Stated problem →
Copy out all lines that hold "name".

────

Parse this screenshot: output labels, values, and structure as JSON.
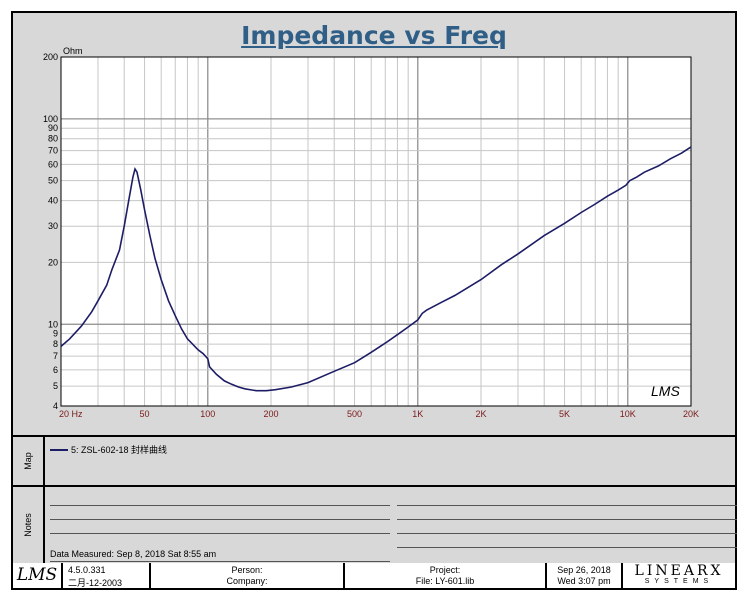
{
  "chart_data": {
    "type": "line",
    "title": "Impedance vs Freq",
    "ylabel": "Ohm",
    "xscale": "log",
    "yscale": "log",
    "xlim": [
      20,
      20000
    ],
    "ylim": [
      4,
      200
    ],
    "x_ticks": [
      {
        "value": 20,
        "label": "20  Hz"
      },
      {
        "value": 50,
        "label": "50"
      },
      {
        "value": 100,
        "label": "100"
      },
      {
        "value": 200,
        "label": "200"
      },
      {
        "value": 500,
        "label": "500"
      },
      {
        "value": 1000,
        "label": "1K"
      },
      {
        "value": 2000,
        "label": "2K"
      },
      {
        "value": 5000,
        "label": "5K"
      },
      {
        "value": 10000,
        "label": "10K"
      },
      {
        "value": 20000,
        "label": "20K"
      }
    ],
    "y_ticks": [
      4,
      5,
      6,
      7,
      8,
      9,
      10,
      20,
      30,
      40,
      50,
      60,
      70,
      80,
      90,
      100,
      200
    ],
    "grid": true,
    "series": [
      {
        "name": "5: ZSL-602-18  封样曲线",
        "color": "#1d1d66",
        "points": [
          [
            20,
            7.8
          ],
          [
            22,
            8.5
          ],
          [
            25,
            9.8
          ],
          [
            28,
            11.5
          ],
          [
            30,
            13
          ],
          [
            33,
            15.5
          ],
          [
            35,
            18.5
          ],
          [
            38,
            23
          ],
          [
            40,
            30
          ],
          [
            42,
            40
          ],
          [
            44,
            52
          ],
          [
            45,
            57
          ],
          [
            46,
            55
          ],
          [
            48,
            45
          ],
          [
            50,
            36
          ],
          [
            53,
            27
          ],
          [
            56,
            21
          ],
          [
            60,
            16.5
          ],
          [
            65,
            13
          ],
          [
            70,
            11
          ],
          [
            75,
            9.5
          ],
          [
            80,
            8.5
          ],
          [
            90,
            7.5
          ],
          [
            95,
            7.2
          ],
          [
            100,
            6.8
          ],
          [
            102,
            6.2
          ],
          [
            110,
            5.7
          ],
          [
            120,
            5.3
          ],
          [
            130,
            5.1
          ],
          [
            140,
            4.95
          ],
          [
            150,
            4.85
          ],
          [
            170,
            4.75
          ],
          [
            190,
            4.75
          ],
          [
            210,
            4.8
          ],
          [
            250,
            4.95
          ],
          [
            300,
            5.2
          ],
          [
            400,
            5.9
          ],
          [
            500,
            6.5
          ],
          [
            600,
            7.3
          ],
          [
            700,
            8.1
          ],
          [
            800,
            8.9
          ],
          [
            900,
            9.7
          ],
          [
            1000,
            10.5
          ],
          [
            1050,
            11.3
          ],
          [
            1100,
            11.7
          ],
          [
            1300,
            12.8
          ],
          [
            1500,
            13.8
          ],
          [
            2000,
            16.5
          ],
          [
            2500,
            19.5
          ],
          [
            3000,
            22
          ],
          [
            4000,
            27
          ],
          [
            5000,
            31
          ],
          [
            6000,
            35
          ],
          [
            7000,
            38.5
          ],
          [
            8000,
            42
          ],
          [
            9000,
            45
          ],
          [
            9800,
            47.5
          ],
          [
            10200,
            50
          ],
          [
            11000,
            52
          ],
          [
            12000,
            55
          ],
          [
            14000,
            59
          ],
          [
            16000,
            64
          ],
          [
            18000,
            68
          ],
          [
            20000,
            73
          ]
        ]
      }
    ],
    "watermark": "LMS"
  },
  "map": {
    "label": "Map",
    "legend": "5: ZSL-602-18  封样曲线"
  },
  "notes": {
    "label": "Notes",
    "data_measured": "Data Measured: Sep  8, 2018  Sat  8:55 am"
  },
  "footer": {
    "logo": "LMS",
    "version": "4.5.0.331",
    "build_date": "二月-12-2003",
    "person": "Person:",
    "company": "Company:",
    "project": "Project:",
    "file": "File: LY-601.lib",
    "date": "Sep 26, 2018",
    "time": "Wed  3:07 pm",
    "brand": "LINEARX",
    "brand_sub": "SYSTEMS"
  }
}
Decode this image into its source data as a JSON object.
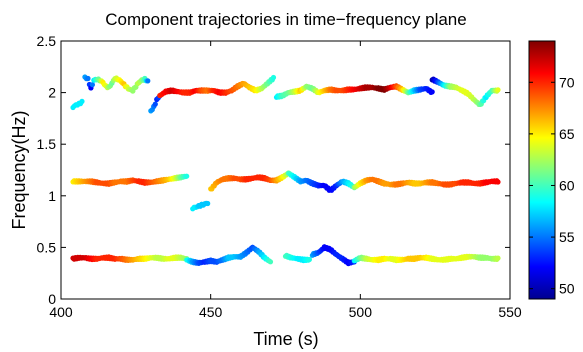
{
  "chart_data": {
    "type": "scatter",
    "title": "Component trajectories in time−frequency plane",
    "xlabel": "Time (s)",
    "ylabel": "Frequency(Hz)",
    "xlim": [
      400,
      550
    ],
    "ylim": [
      0,
      2.5
    ],
    "x_ticks": [
      400,
      450,
      500,
      550
    ],
    "x_tick_labels": [
      "400",
      "450",
      "500",
      "550"
    ],
    "y_ticks": [
      0,
      0.5,
      1,
      1.5,
      2,
      2.5
    ],
    "y_tick_labels": [
      "0",
      "0.5",
      "1",
      "1.5",
      "2",
      "2.5"
    ],
    "grid": false,
    "colorbar": {
      "colormap": "jet",
      "range": [
        49,
        74
      ],
      "ticks": [
        50,
        55,
        60,
        65,
        70
      ],
      "tick_labels": [
        "50",
        "55",
        "60",
        "65",
        "70"
      ]
    },
    "series": [
      {
        "x": [
          404,
          405,
          406,
          407
        ],
        "y": [
          1.86,
          1.88,
          1.89,
          1.91
        ],
        "c": [
          58,
          58,
          58,
          58
        ]
      },
      {
        "x": [
          408,
          409,
          410,
          411,
          412,
          413,
          414,
          415,
          416,
          417,
          418,
          419,
          420,
          421,
          422,
          423,
          424,
          425,
          426,
          427,
          428,
          429
        ],
        "y": [
          2.15,
          2.13,
          2.04,
          2.12,
          2.13,
          2.12,
          2.1,
          2.06,
          2.05,
          2.09,
          2.14,
          2.13,
          2.11,
          2.08,
          2.05,
          2.03,
          2.02,
          2.06,
          2.1,
          2.12,
          2.13,
          2.11
        ],
        "c": [
          56,
          55,
          52,
          58,
          60,
          62,
          65,
          64,
          62,
          61,
          63,
          64,
          65,
          66,
          64,
          63,
          62,
          62,
          63,
          62,
          60,
          55
        ]
      },
      {
        "x": [
          430,
          431,
          432,
          433
        ],
        "y": [
          1.82,
          1.86,
          1.93,
          1.97
        ],
        "c": [
          56,
          55,
          53,
          54
        ]
      },
      {
        "x": [
          433,
          435,
          437,
          439,
          441,
          443,
          445,
          447,
          449,
          451,
          453,
          455,
          457,
          459,
          461,
          463,
          465,
          467,
          469,
          471
        ],
        "y": [
          1.97,
          2.01,
          2.02,
          2.01,
          2.0,
          2.0,
          2.02,
          2.02,
          2.02,
          2.02,
          2.0,
          2.0,
          2.02,
          2.06,
          2.09,
          2.05,
          2.02,
          2.04,
          2.09,
          2.14
        ],
        "c": [
          70,
          71,
          72,
          71,
          70,
          70,
          71,
          69,
          68,
          70,
          71,
          70,
          69,
          68,
          67,
          66,
          65,
          63,
          61,
          59
        ]
      },
      {
        "x": [
          472,
          474,
          476,
          478,
          480,
          482,
          484,
          486,
          488,
          490,
          492,
          494,
          496,
          498,
          500,
          502,
          504,
          506,
          508,
          510,
          512,
          514,
          516,
          518,
          520,
          522,
          524
        ],
        "y": [
          1.96,
          1.97,
          2.0,
          2.01,
          2.02,
          2.06,
          2.04,
          2.0,
          2.02,
          2.03,
          2.02,
          2.02,
          2.03,
          2.03,
          2.04,
          2.05,
          2.05,
          2.04,
          2.03,
          2.05,
          2.06,
          2.03,
          2.0,
          2.02,
          2.03,
          2.04,
          2.0
        ],
        "c": [
          58,
          60,
          61,
          63,
          66,
          62,
          61,
          64,
          66,
          68,
          69,
          69,
          70,
          71,
          72,
          73,
          73,
          74,
          74,
          72,
          69,
          66,
          61,
          57,
          54,
          53,
          52
        ]
      },
      {
        "x": [
          524,
          526,
          528,
          530,
          532,
          534,
          536,
          538,
          540,
          542,
          544,
          546
        ],
        "y": [
          2.13,
          2.1,
          2.07,
          2.06,
          2.05,
          2.02,
          1.99,
          1.93,
          1.88,
          1.96,
          2.02,
          2.02
        ],
        "c": [
          50,
          54,
          58,
          62,
          63,
          64,
          64,
          63,
          61,
          58,
          60,
          64
        ]
      },
      {
        "x": [
          404,
          406,
          408,
          410,
          412,
          414,
          416,
          418,
          420,
          422,
          424,
          426,
          428,
          430,
          432,
          434,
          436,
          438,
          440,
          442
        ],
        "y": [
          1.14,
          1.14,
          1.14,
          1.14,
          1.13,
          1.12,
          1.12,
          1.13,
          1.14,
          1.14,
          1.15,
          1.14,
          1.13,
          1.13,
          1.14,
          1.15,
          1.16,
          1.17,
          1.18,
          1.19
        ],
        "c": [
          65,
          66,
          67,
          68,
          69,
          69,
          69,
          68,
          68,
          68,
          69,
          70,
          70,
          69,
          68,
          67,
          66,
          64,
          61,
          59
        ]
      },
      {
        "x": [
          444,
          445,
          446,
          447,
          448,
          449
        ],
        "y": [
          0.88,
          0.89,
          0.9,
          0.91,
          0.92,
          0.93
        ],
        "c": [
          58,
          58,
          57,
          57,
          57,
          57
        ]
      },
      {
        "x": [
          450,
          452,
          454,
          456,
          458,
          460,
          462,
          464,
          466,
          468,
          470,
          472,
          474,
          476
        ],
        "y": [
          1.06,
          1.13,
          1.16,
          1.17,
          1.17,
          1.16,
          1.16,
          1.17,
          1.18,
          1.17,
          1.15,
          1.15,
          1.18,
          1.22
        ],
        "c": [
          66,
          67,
          68,
          68,
          69,
          69,
          70,
          70,
          70,
          70,
          69,
          67,
          65,
          62
        ]
      },
      {
        "x": [
          476,
          478,
          480,
          482,
          484,
          486,
          488,
          490,
          492,
          494,
          496,
          498
        ],
        "y": [
          1.22,
          1.18,
          1.14,
          1.15,
          1.12,
          1.1,
          1.1,
          1.05,
          1.1,
          1.14,
          1.12,
          1.08
        ],
        "c": [
          60,
          58,
          56,
          55,
          54,
          53,
          52,
          52,
          53,
          56,
          58,
          60
        ]
      },
      {
        "x": [
          498,
          500,
          502,
          504,
          506,
          508,
          510,
          512,
          514,
          516,
          518,
          520,
          522,
          524,
          526,
          528,
          530,
          532,
          534,
          536,
          538,
          540,
          542,
          544,
          546
        ],
        "y": [
          1.08,
          1.12,
          1.15,
          1.16,
          1.14,
          1.12,
          1.11,
          1.11,
          1.12,
          1.13,
          1.12,
          1.12,
          1.13,
          1.13,
          1.12,
          1.11,
          1.11,
          1.12,
          1.13,
          1.13,
          1.12,
          1.12,
          1.13,
          1.14,
          1.14
        ],
        "c": [
          62,
          65,
          67,
          68,
          68,
          67,
          67,
          68,
          68,
          67,
          66,
          66,
          67,
          68,
          68,
          69,
          69,
          69,
          70,
          70,
          70,
          70,
          71,
          71,
          71
        ]
      },
      {
        "x": [
          404,
          406,
          408,
          410,
          412,
          414,
          416,
          418,
          420,
          422,
          424,
          426,
          428,
          430,
          432,
          434,
          436,
          438,
          440,
          442
        ],
        "y": [
          0.39,
          0.4,
          0.4,
          0.39,
          0.39,
          0.4,
          0.4,
          0.39,
          0.39,
          0.38,
          0.38,
          0.39,
          0.39,
          0.4,
          0.4,
          0.39,
          0.39,
          0.4,
          0.4,
          0.39
        ],
        "c": [
          72,
          72,
          72,
          71,
          70,
          70,
          70,
          70,
          69,
          68,
          67,
          66,
          65,
          64,
          63,
          63,
          64,
          64,
          63,
          62
        ]
      },
      {
        "x": [
          442,
          444,
          446,
          448,
          450,
          452,
          454,
          456,
          458,
          460,
          462,
          464,
          466,
          468,
          470
        ],
        "y": [
          0.38,
          0.36,
          0.35,
          0.36,
          0.37,
          0.36,
          0.38,
          0.4,
          0.41,
          0.41,
          0.45,
          0.5,
          0.46,
          0.4,
          0.36
        ],
        "c": [
          59,
          56,
          54,
          53,
          54,
          54,
          55,
          57,
          57,
          56,
          55,
          54,
          56,
          58,
          60
        ]
      },
      {
        "x": [
          475,
          477,
          479,
          481,
          483
        ],
        "y": [
          0.42,
          0.4,
          0.39,
          0.38,
          0.38
        ],
        "c": [
          60,
          59,
          58,
          58,
          59
        ]
      },
      {
        "x": [
          484,
          486,
          488,
          490,
          492,
          494,
          496,
          498
        ],
        "y": [
          0.43,
          0.45,
          0.5,
          0.48,
          0.43,
          0.39,
          0.35,
          0.36
        ],
        "c": [
          56,
          54,
          52,
          52,
          53,
          53,
          52,
          53
        ]
      },
      {
        "x": [
          498,
          500,
          502,
          504,
          506,
          508,
          510,
          512,
          514,
          516,
          518,
          520,
          522,
          524,
          526,
          528,
          530,
          532,
          534,
          536,
          538,
          540,
          542,
          544,
          546
        ],
        "y": [
          0.37,
          0.4,
          0.39,
          0.38,
          0.38,
          0.39,
          0.39,
          0.38,
          0.38,
          0.39,
          0.39,
          0.4,
          0.4,
          0.39,
          0.38,
          0.38,
          0.39,
          0.39,
          0.4,
          0.41,
          0.41,
          0.4,
          0.4,
          0.39,
          0.39
        ],
        "c": [
          58,
          61,
          63,
          64,
          65,
          65,
          64,
          64,
          65,
          66,
          66,
          66,
          65,
          64,
          64,
          64,
          64,
          64,
          64,
          64,
          63,
          62,
          62,
          62,
          63
        ]
      }
    ]
  }
}
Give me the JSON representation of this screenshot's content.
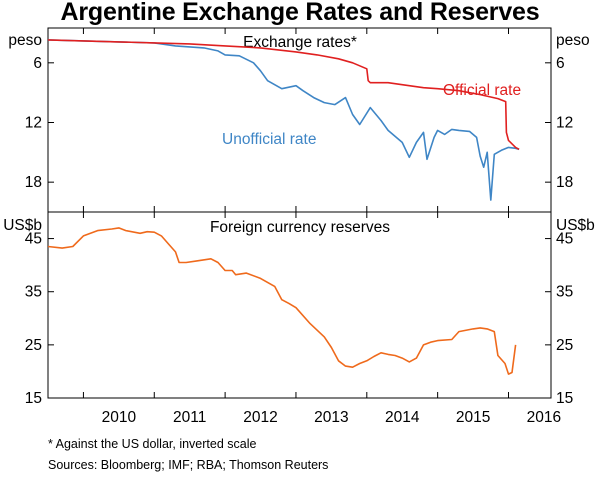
{
  "title": "Argentine Exchange Rates and Reserves",
  "colors": {
    "official": "#e02020",
    "unofficial": "#3f86c6",
    "reserves": "#ef6a1c"
  },
  "footnote": "*     Against the US dollar, inverted scale",
  "sources": "Sources:  Bloomberg; IMF; RBA; Thomson Reuters",
  "chart_data": [
    {
      "type": "line",
      "title": "Exchange rates*",
      "ylabel_left": "peso",
      "ylabel_right": "peso",
      "inverted": true,
      "ylim": [
        2.5,
        21
      ],
      "yticks": [
        6,
        12,
        18
      ],
      "xlim": [
        2009.5,
        2016.6
      ],
      "xticks": [
        "2010",
        "2011",
        "2012",
        "2013",
        "2014",
        "2015",
        "2016"
      ],
      "annotations": [
        "Official rate",
        "Unofficial rate"
      ],
      "series": [
        {
          "name": "Official rate",
          "color": "#e02020",
          "x": [
            2009.5,
            2010.0,
            2010.5,
            2011.0,
            2011.5,
            2012.0,
            2012.5,
            2013.0,
            2013.3,
            2013.6,
            2013.8,
            2014.0,
            2014.02,
            2014.05,
            2014.3,
            2014.5,
            2014.8,
            2015.0,
            2015.3,
            2015.6,
            2015.85,
            2015.96,
            2015.97,
            2016.0,
            2016.1,
            2016.15
          ],
          "values": [
            3.7,
            3.8,
            3.9,
            4.0,
            4.1,
            4.3,
            4.5,
            4.9,
            5.2,
            5.6,
            6.0,
            6.6,
            7.8,
            8.0,
            8.0,
            8.2,
            8.5,
            8.6,
            8.8,
            9.2,
            9.6,
            9.9,
            13.0,
            13.8,
            14.5,
            14.7
          ]
        },
        {
          "name": "Unofficial rate",
          "color": "#3f86c6",
          "x": [
            2009.5,
            2010.0,
            2010.5,
            2011.0,
            2011.3,
            2011.5,
            2011.7,
            2011.9,
            2012.0,
            2012.2,
            2012.4,
            2012.5,
            2012.6,
            2012.8,
            2013.0,
            2013.1,
            2013.25,
            2013.4,
            2013.55,
            2013.7,
            2013.8,
            2013.9,
            2014.05,
            2014.2,
            2014.3,
            2014.5,
            2014.6,
            2014.7,
            2014.8,
            2014.85,
            2014.95,
            2015.0,
            2015.1,
            2015.2,
            2015.3,
            2015.45,
            2015.55,
            2015.6,
            2015.65,
            2015.7,
            2015.75,
            2015.8,
            2015.9,
            2016.0,
            2016.1,
            2016.15
          ],
          "values": [
            3.7,
            3.8,
            3.9,
            4.0,
            4.3,
            4.4,
            4.5,
            4.8,
            5.2,
            5.3,
            6.0,
            6.8,
            7.8,
            8.6,
            8.3,
            8.8,
            9.5,
            10.0,
            10.2,
            9.5,
            11.2,
            12.2,
            10.5,
            11.8,
            12.8,
            14.0,
            15.5,
            14.0,
            13.0,
            15.7,
            13.5,
            12.8,
            13.2,
            12.7,
            12.8,
            12.9,
            13.5,
            15.4,
            16.5,
            15.0,
            19.8,
            15.2,
            14.8,
            14.5,
            14.6,
            14.7
          ]
        }
      ]
    },
    {
      "type": "line",
      "title": "Foreign currency reserves",
      "ylabel_left": "US$b",
      "ylabel_right": "US$b",
      "ylim": [
        15,
        50
      ],
      "yticks": [
        15,
        25,
        35,
        45
      ],
      "xlim": [
        2009.5,
        2016.6
      ],
      "xticks": [
        "2010",
        "2011",
        "2012",
        "2013",
        "2014",
        "2015",
        "2016"
      ],
      "series": [
        {
          "name": "Foreign currency reserves",
          "color": "#ef6a1c",
          "x": [
            2009.5,
            2009.7,
            2009.85,
            2010.0,
            2010.2,
            2010.4,
            2010.5,
            2010.6,
            2010.8,
            2010.9,
            2011.0,
            2011.1,
            2011.2,
            2011.3,
            2011.35,
            2011.45,
            2011.6,
            2011.8,
            2011.9,
            2012.0,
            2012.1,
            2012.15,
            2012.3,
            2012.5,
            2012.7,
            2012.8,
            2012.9,
            2013.0,
            2013.2,
            2013.4,
            2013.5,
            2013.6,
            2013.7,
            2013.8,
            2013.9,
            2014.0,
            2014.1,
            2014.2,
            2014.3,
            2014.4,
            2014.5,
            2014.6,
            2014.7,
            2014.8,
            2014.9,
            2015.0,
            2015.2,
            2015.3,
            2015.5,
            2015.6,
            2015.7,
            2015.8,
            2015.85,
            2015.95,
            2016.0,
            2016.05,
            2016.1
          ],
          "values": [
            43.5,
            43.2,
            43.5,
            45.5,
            46.5,
            46.8,
            47.0,
            46.5,
            46.0,
            46.3,
            46.2,
            45.5,
            44.0,
            42.5,
            40.5,
            40.5,
            40.8,
            41.2,
            40.5,
            39.0,
            39.0,
            38.2,
            38.5,
            37.5,
            36.0,
            33.5,
            32.8,
            32.0,
            29.0,
            26.5,
            24.5,
            22.0,
            21.0,
            20.8,
            21.5,
            22.0,
            22.8,
            23.5,
            23.2,
            23.0,
            22.5,
            21.8,
            22.5,
            25.0,
            25.5,
            25.8,
            26.0,
            27.5,
            28.0,
            28.2,
            28.0,
            27.5,
            23.0,
            21.5,
            19.5,
            19.8,
            25.0
          ]
        }
      ]
    }
  ]
}
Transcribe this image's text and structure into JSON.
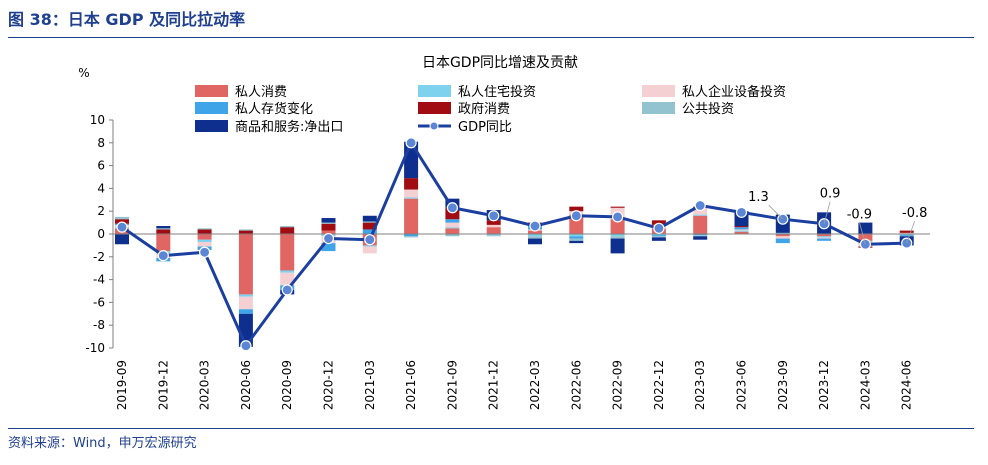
{
  "figure": {
    "title": "图 38：日本 GDP 及同比拉动率",
    "source": "资料来源：Wind，申万宏源研究"
  },
  "chart_data": {
    "type": "bar",
    "stacked": true,
    "title": "日本GDP同比增速及贡献",
    "ylabel": "%",
    "xlabel": "",
    "ylim": [
      -10,
      10
    ],
    "yticks": [
      -10,
      -8,
      -6,
      -4,
      -2,
      0,
      2,
      4,
      6,
      8,
      10
    ],
    "grid": false,
    "legend_position": "top",
    "categories": [
      "2019-09",
      "2019-12",
      "2020-03",
      "2020-06",
      "2020-09",
      "2020-12",
      "2021-03",
      "2021-06",
      "2021-09",
      "2021-12",
      "2022-03",
      "2022-06",
      "2022-09",
      "2022-12",
      "2023-03",
      "2023-06",
      "2023-09",
      "2023-12",
      "2024-03",
      "2024-06"
    ],
    "series": [
      {
        "name": "私人消费",
        "color": "#e06663",
        "values": [
          0.5,
          -1.5,
          -0.5,
          -5.3,
          -3.2,
          0.3,
          -1.0,
          3.1,
          0.5,
          0.6,
          0.3,
          1.7,
          1.3,
          0.5,
          1.6,
          0.2,
          -0.2,
          -0.2,
          -0.6,
          0.0
        ]
      },
      {
        "name": "私人住宅投资",
        "color": "#7fd2ee",
        "values": [
          0.1,
          -0.2,
          -0.2,
          -0.2,
          -0.2,
          -0.2,
          -0.1,
          0.1,
          0.1,
          -0.1,
          -0.2,
          -0.2,
          -0.2,
          -0.1,
          0.1,
          0.1,
          0.1,
          -0.1,
          -0.1,
          -0.1
        ]
      },
      {
        "name": "私人企业设备投资",
        "color": "#f4d0d2",
        "values": [
          0.2,
          -0.4,
          -0.4,
          -1.1,
          -1.1,
          -0.6,
          -0.6,
          0.7,
          0.4,
          0.2,
          0.1,
          0.3,
          1.0,
          0.3,
          0.6,
          0.1,
          -0.2,
          -0.1,
          -0.4,
          0.1
        ]
      },
      {
        "name": "私人存货变化",
        "color": "#3fa5e8",
        "values": [
          0.1,
          -0.3,
          -0.3,
          -0.4,
          -0.4,
          -0.7,
          0.4,
          -0.2,
          0.3,
          0.0,
          0.3,
          -0.2,
          0.0,
          -0.1,
          -0.1,
          0.2,
          -0.4,
          -0.2,
          0.0,
          -0.1
        ]
      },
      {
        "name": "政府消费",
        "color": "#a00c12",
        "values": [
          0.4,
          0.4,
          0.4,
          0.3,
          0.6,
          0.6,
          0.6,
          1.0,
          1.0,
          0.4,
          0.3,
          0.4,
          0.1,
          0.4,
          0.1,
          0.1,
          0.0,
          0.0,
          -0.1,
          0.2
        ]
      },
      {
        "name": "公共投资",
        "color": "#93c3ce",
        "values": [
          0.2,
          0.1,
          0.1,
          0.1,
          0.1,
          0.1,
          0.1,
          -0.1,
          -0.2,
          -0.1,
          -0.2,
          -0.2,
          -0.2,
          -0.1,
          -0.1,
          0.0,
          0.0,
          0.0,
          0.0,
          0.0
        ]
      },
      {
        "name": "商品和服务:净出口",
        "color": "#0f2f8e",
        "values": [
          -0.9,
          0.2,
          0.0,
          -2.9,
          -0.4,
          0.4,
          0.5,
          3.2,
          0.8,
          0.9,
          -0.5,
          -0.2,
          -1.3,
          -0.3,
          -0.3,
          1.3,
          1.6,
          1.9,
          1.0,
          -0.8
        ]
      },
      {
        "name": "GDP同比",
        "color": "#1b3fa0",
        "type": "line",
        "values": [
          0.6,
          -1.9,
          -1.6,
          -9.8,
          -4.9,
          -0.4,
          -0.5,
          8.0,
          2.3,
          1.6,
          0.7,
          1.6,
          1.5,
          0.5,
          2.5,
          1.9,
          1.3,
          0.9,
          -0.9,
          -0.8
        ]
      }
    ],
    "annotations": [
      {
        "category": "2023-09",
        "text": "1.3"
      },
      {
        "category": "2023-12",
        "text": "0.9"
      },
      {
        "category": "2024-03",
        "text": "-0.9"
      },
      {
        "category": "2024-06",
        "text": "-0.8"
      }
    ]
  }
}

────

Exercise output →
        "name": "5: ZSL-602-18  封样曲线",
          "name": "Official rate",
          "name": "Unofficial rate",
          "name": "Foreign currency reserves",
        "name": "私人消费",
        "name": "私人住宅投资",
        "name": "私人企业设备投资",
        "name": "私人存货变化",
        "name": "政府消费",
        "name": "公共投资",
        "name": "商品和服务:净出口",
        "name": "GDP同比",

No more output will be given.